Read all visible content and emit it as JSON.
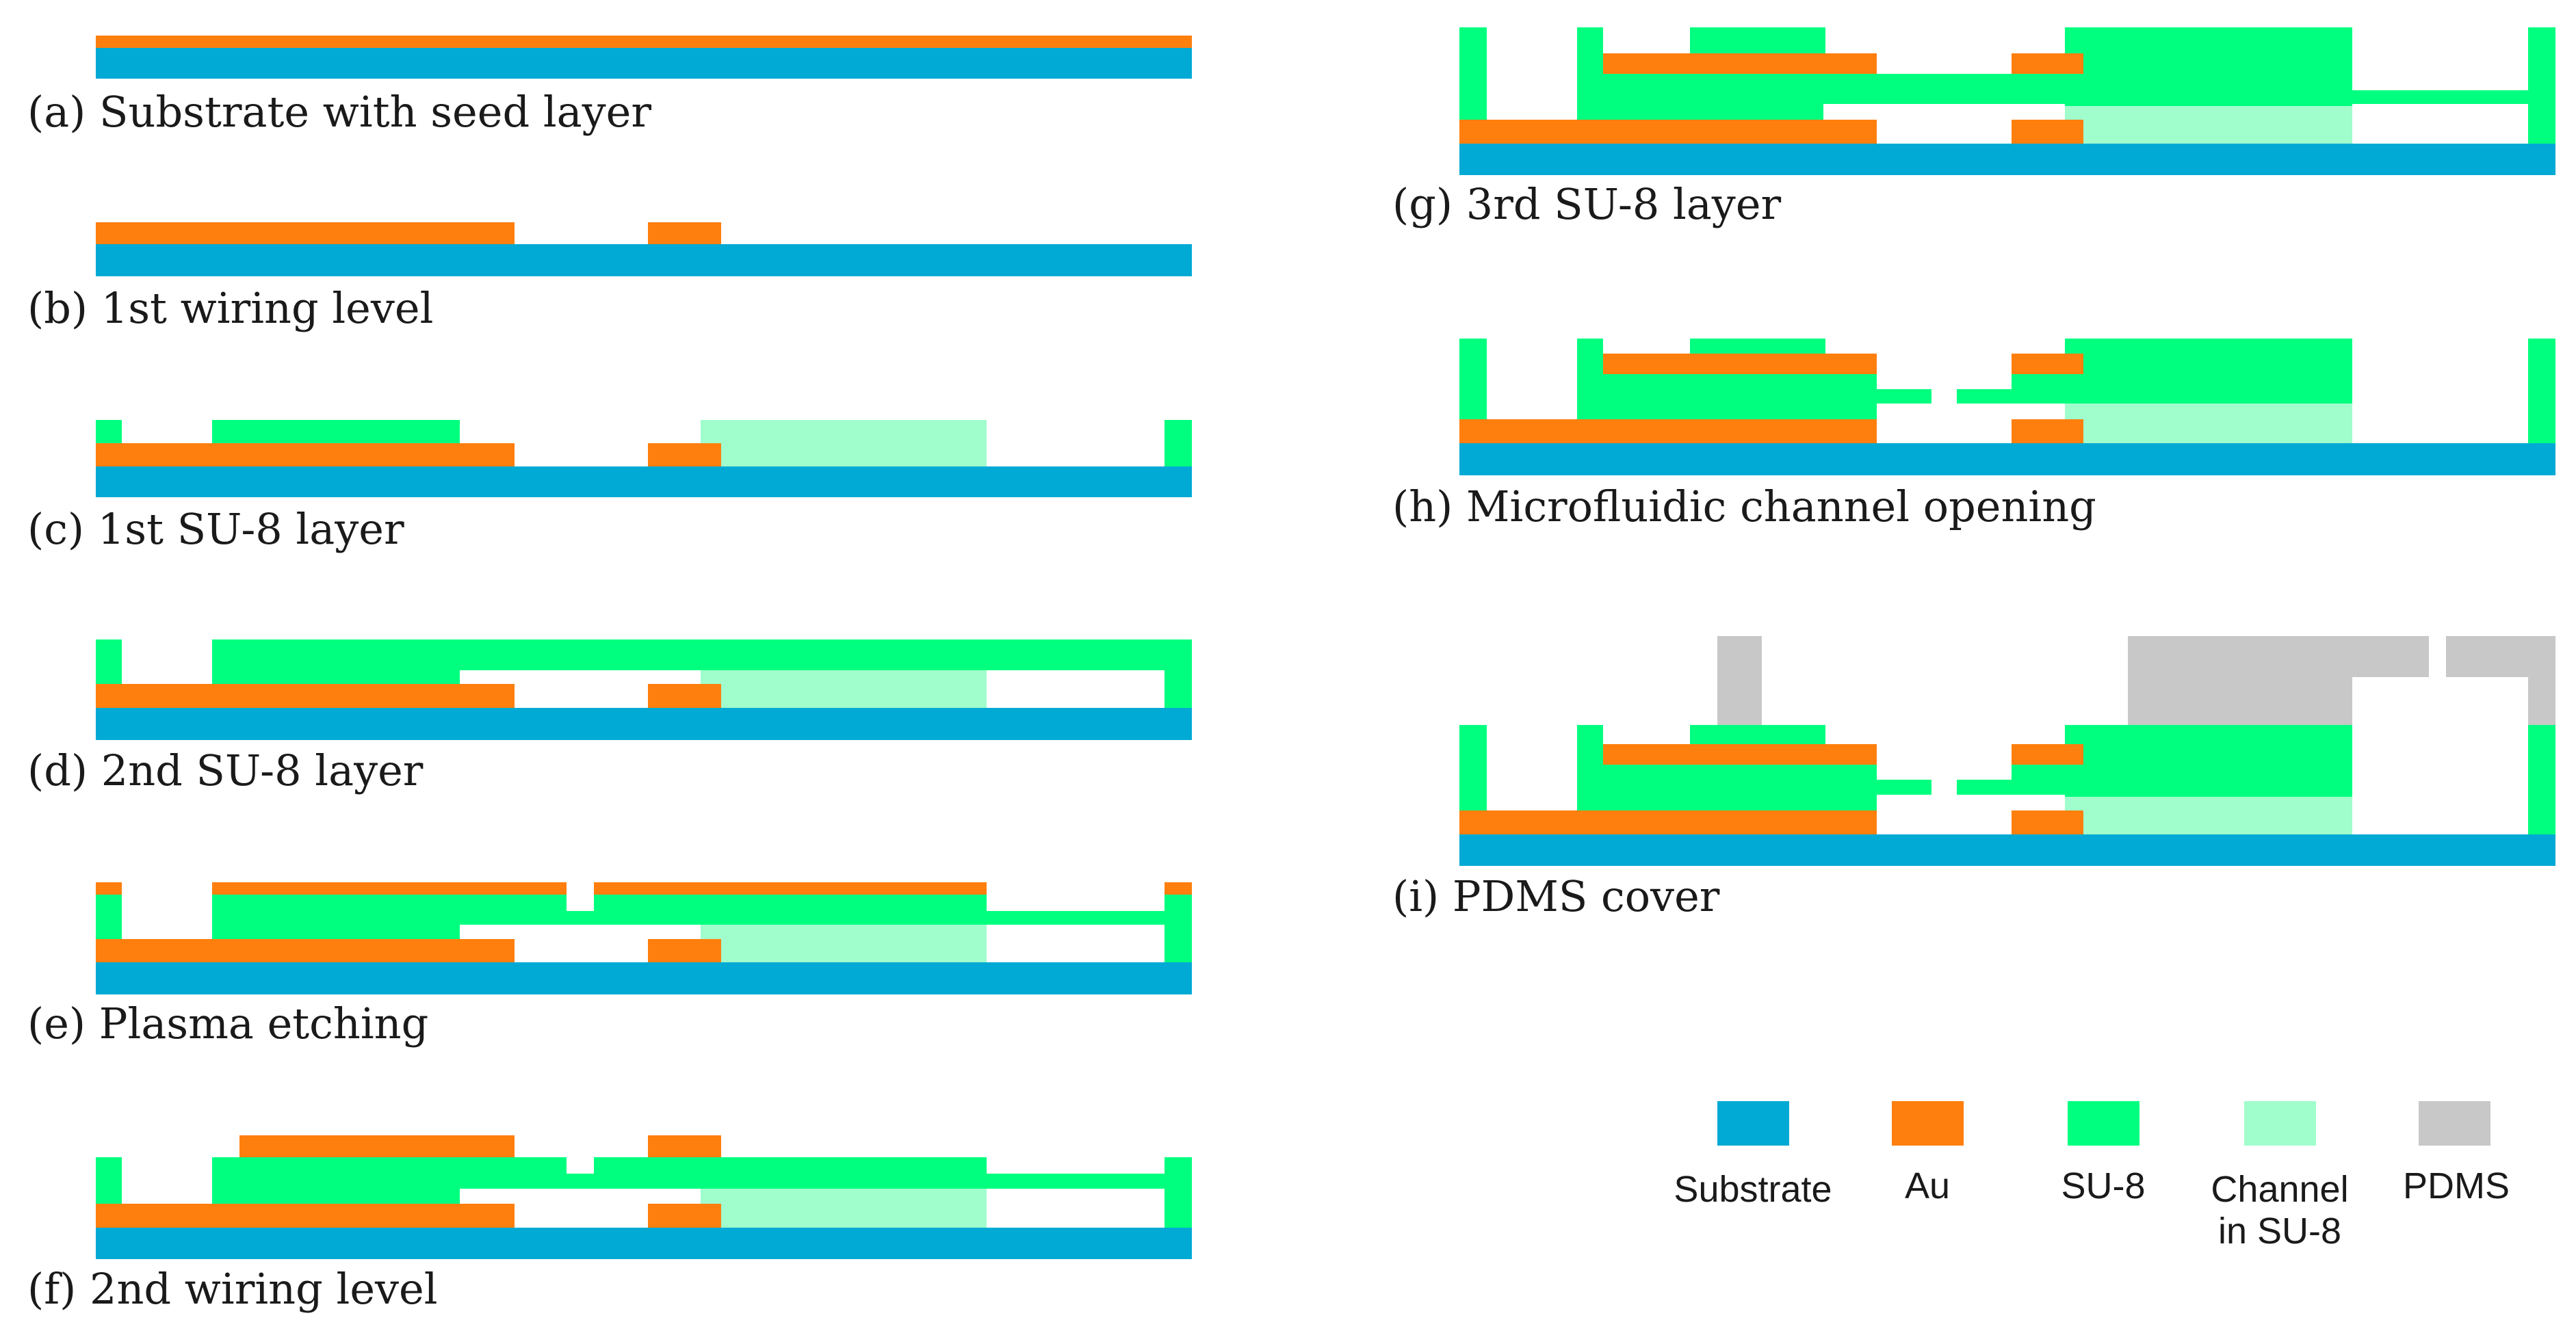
{
  "colors": {
    "substrate": "#00aad4",
    "au": "#ff7f0e",
    "su8": "#00ff7f",
    "channel": "#a0fdcc",
    "pdms": "#c8c8c8"
  },
  "panels": {
    "a": {
      "caption": "(a) Substrate with seed layer"
    },
    "b": {
      "caption": "(b) 1st wiring level"
    },
    "c": {
      "caption": "(c) 1st SU-8 layer"
    },
    "d": {
      "caption": "(d) 2nd SU-8 layer"
    },
    "e": {
      "caption": "(e) Plasma etching"
    },
    "f": {
      "caption": "(f) 2nd wiring level"
    },
    "g": {
      "caption": "(g) 3rd SU-8 layer"
    },
    "h": {
      "caption": "(h) Microfluidic channel opening"
    },
    "i": {
      "caption": "(i) PDMS cover"
    }
  },
  "legend": {
    "substrate": "Substrate",
    "au": "Au",
    "su8": "SU-8",
    "channel_line1": "Channel",
    "channel_line2": "in SU-8",
    "pdms": "PDMS"
  }
}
========================================
Stated exercise:
From the records above, report the count of lines containing "level" and nothing more.

The result:
2